Restate the data below word for word. Skip any images it contains.

BEGIN

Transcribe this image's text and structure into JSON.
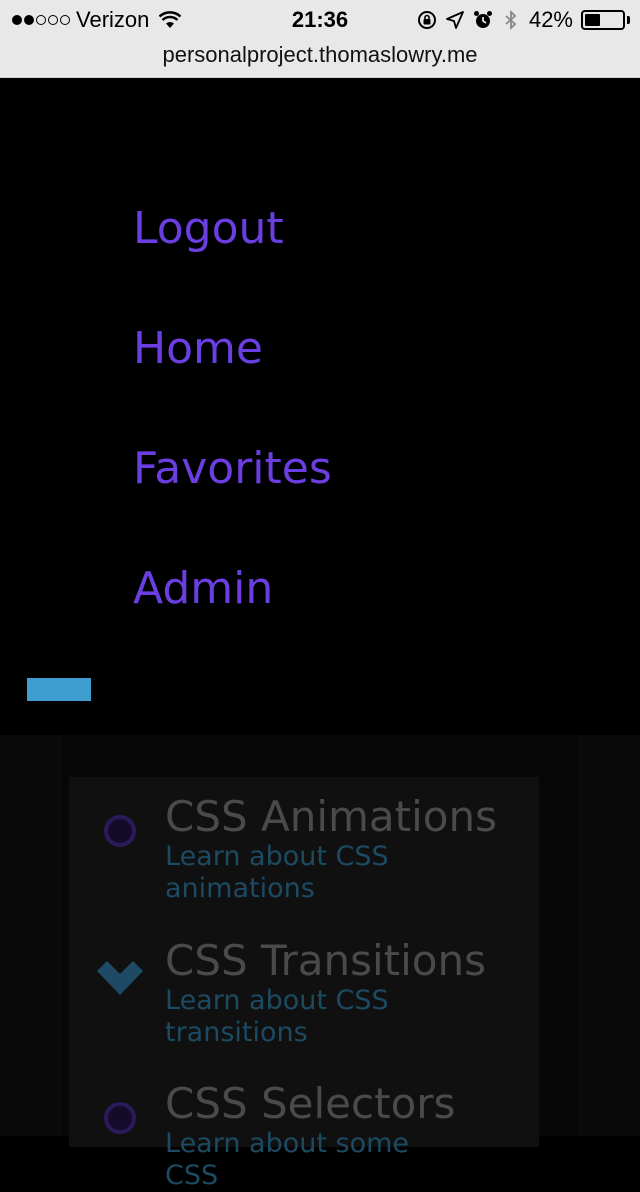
{
  "status_bar": {
    "carrier": "Verizon",
    "time": "21:36",
    "battery": "42%",
    "battery_level": 0.42,
    "signal_filled": 2,
    "signal_total": 5,
    "icons": [
      "wifi-icon",
      "orientation-lock-icon",
      "location-arrow-icon",
      "alarm-icon",
      "bluetooth-icon",
      "battery-icon"
    ]
  },
  "browser": {
    "url": "personalproject.thomaslowry.me"
  },
  "nav": {
    "items": [
      {
        "label": "Logout"
      },
      {
        "label": "Home"
      },
      {
        "label": "Favorites"
      },
      {
        "label": "Admin"
      }
    ],
    "link_color": "#6a3ee0",
    "toggle_color": "#3e9ecf"
  },
  "content": {
    "topics": [
      {
        "title": "CSS Animations",
        "description": "Learn about CSS animations",
        "marker": "circle-icon"
      },
      {
        "title": "CSS Transitions",
        "description": "Learn about CSS transitions",
        "marker": "heart-icon"
      },
      {
        "title": "CSS Selectors",
        "description": "Learn about some CSS",
        "marker": "circle-icon"
      }
    ]
  }
}
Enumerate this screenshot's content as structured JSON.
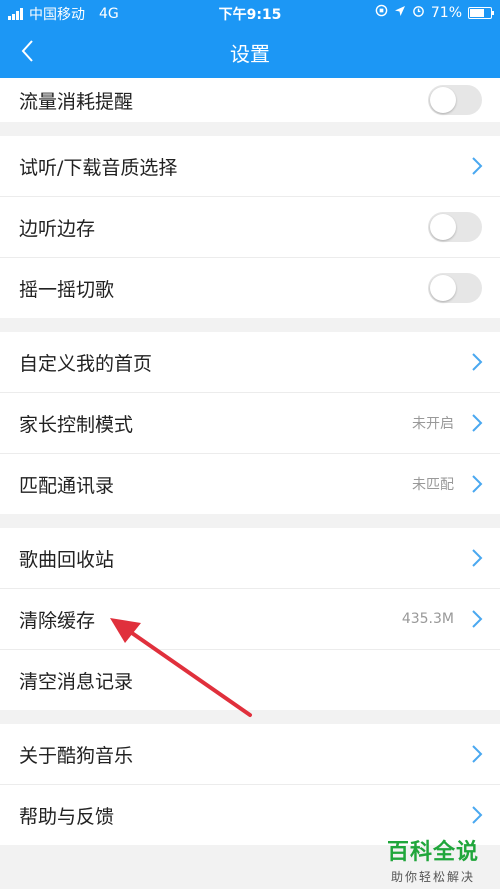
{
  "status_bar": {
    "carrier": "中国移动",
    "network": "4G",
    "time": "下午9:15",
    "battery": "71%",
    "battery_level": 0.71
  },
  "nav": {
    "title": "设置"
  },
  "groups": [
    [
      {
        "label": "流量消耗提醒",
        "control": "toggle",
        "on": false
      }
    ],
    [
      {
        "label": "试听/下载音质选择",
        "control": "chevron"
      },
      {
        "label": "边听边存",
        "control": "toggle",
        "on": false
      },
      {
        "label": "摇一摇切歌",
        "control": "toggle",
        "on": false
      }
    ],
    [
      {
        "label": "自定义我的首页",
        "control": "chevron"
      },
      {
        "label": "家长控制模式",
        "value": "未开启",
        "control": "chevron"
      },
      {
        "label": "匹配通讯录",
        "value": "未匹配",
        "control": "chevron"
      }
    ],
    [
      {
        "label": "歌曲回收站",
        "control": "chevron"
      },
      {
        "label": "清除缓存",
        "value": "435.3M",
        "control": "chevron"
      },
      {
        "label": "清空消息记录",
        "control": "none"
      }
    ],
    [
      {
        "label": "关于酷狗音乐",
        "control": "chevron"
      },
      {
        "label": "帮助与反馈",
        "control": "chevron"
      }
    ]
  ],
  "watermark": {
    "title": "百科全说",
    "subtitle": "助你轻松解决"
  },
  "colors": {
    "header": "#1c97f5",
    "chevron": "#4aa8f0",
    "arrow": "#e0303c",
    "watermark": "#20a63b"
  }
}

END

(Correct answer)
Transcribe this image's text and structure into JSON.
{
  "status_bar": {
    "carrier": "Verizon",
    "time": "21:36",
    "battery": "42%",
    "battery_level": 0.42,
    "signal_filled": 2,
    "signal_total": 5,
    "icons": [
      "wifi-icon",
      "orientation-lock-icon",
      "location-arrow-icon",
      "alarm-icon",
      "bluetooth-icon",
      "battery-icon"
    ]
  },
  "browser": {
    "url": "personalproject.thomaslowry.me"
  },
  "nav": {
    "items": [
      {
        "label": "Logout"
      },
      {
        "label": "Home"
      },
      {
        "label": "Favorites"
      },
      {
        "label": "Admin"
      }
    ],
    "link_color": "#6a3ee0",
    "toggle_color": "#3e9ecf"
  },
  "content": {
    "topics": [
      {
        "title": "CSS Animations",
        "description": "Learn about CSS animations",
        "marker": "circle-icon"
      },
      {
        "title": "CSS Transitions",
        "description": "Learn about CSS transitions",
        "marker": "heart-icon"
      },
      {
        "title": "CSS Selectors",
        "description": "Learn about some CSS",
        "marker": "circle-icon"
      }
    ]
  }
}
Enumerate this screenshot's content as structured JSON.
{
  "status_bar": {
    "carrier": "中国移动",
    "network": "4G",
    "time": "下午9:15",
    "battery": "71%",
    "battery_level": 0.71
  },
  "nav": {
    "title": "设置"
  },
  "groups": [
    [
      {
        "label": "流量消耗提醒",
        "control": "toggle",
        "on": false
      }
    ],
    [
      {
        "label": "试听/下载音质选择",
        "control": "chevron"
      },
      {
        "label": "边听边存",
        "control": "toggle",
        "on": false
      },
      {
        "label": "摇一摇切歌",
        "control": "toggle",
        "on": false
      }
    ],
    [
      {
        "label": "自定义我的首页",
        "control": "chevron"
      },
      {
        "label": "家长控制模式",
        "value": "未开启",
        "control": "chevron"
      },
      {
        "label": "匹配通讯录",
        "value": "未匹配",
        "control": "chevron"
      }
    ],
    [
      {
        "label": "歌曲回收站",
        "control": "chevron"
      },
      {
        "label": "清除缓存",
        "value": "435.3M",
        "control": "chevron"
      },
      {
        "label": "清空消息记录",
        "control": "none"
      }
    ],
    [
      {
        "label": "关于酷狗音乐",
        "control": "chevron"
      },
      {
        "label": "帮助与反馈",
        "control": "chevron"
      }
    ]
  ],
  "watermark": {
    "title": "百科全说",
    "subtitle": "助你轻松解决"
  },
  "colors": {
    "header": "#1c97f5",
    "chevron": "#4aa8f0",
    "arrow": "#e0303c",
    "watermark": "#20a63b"
  }
}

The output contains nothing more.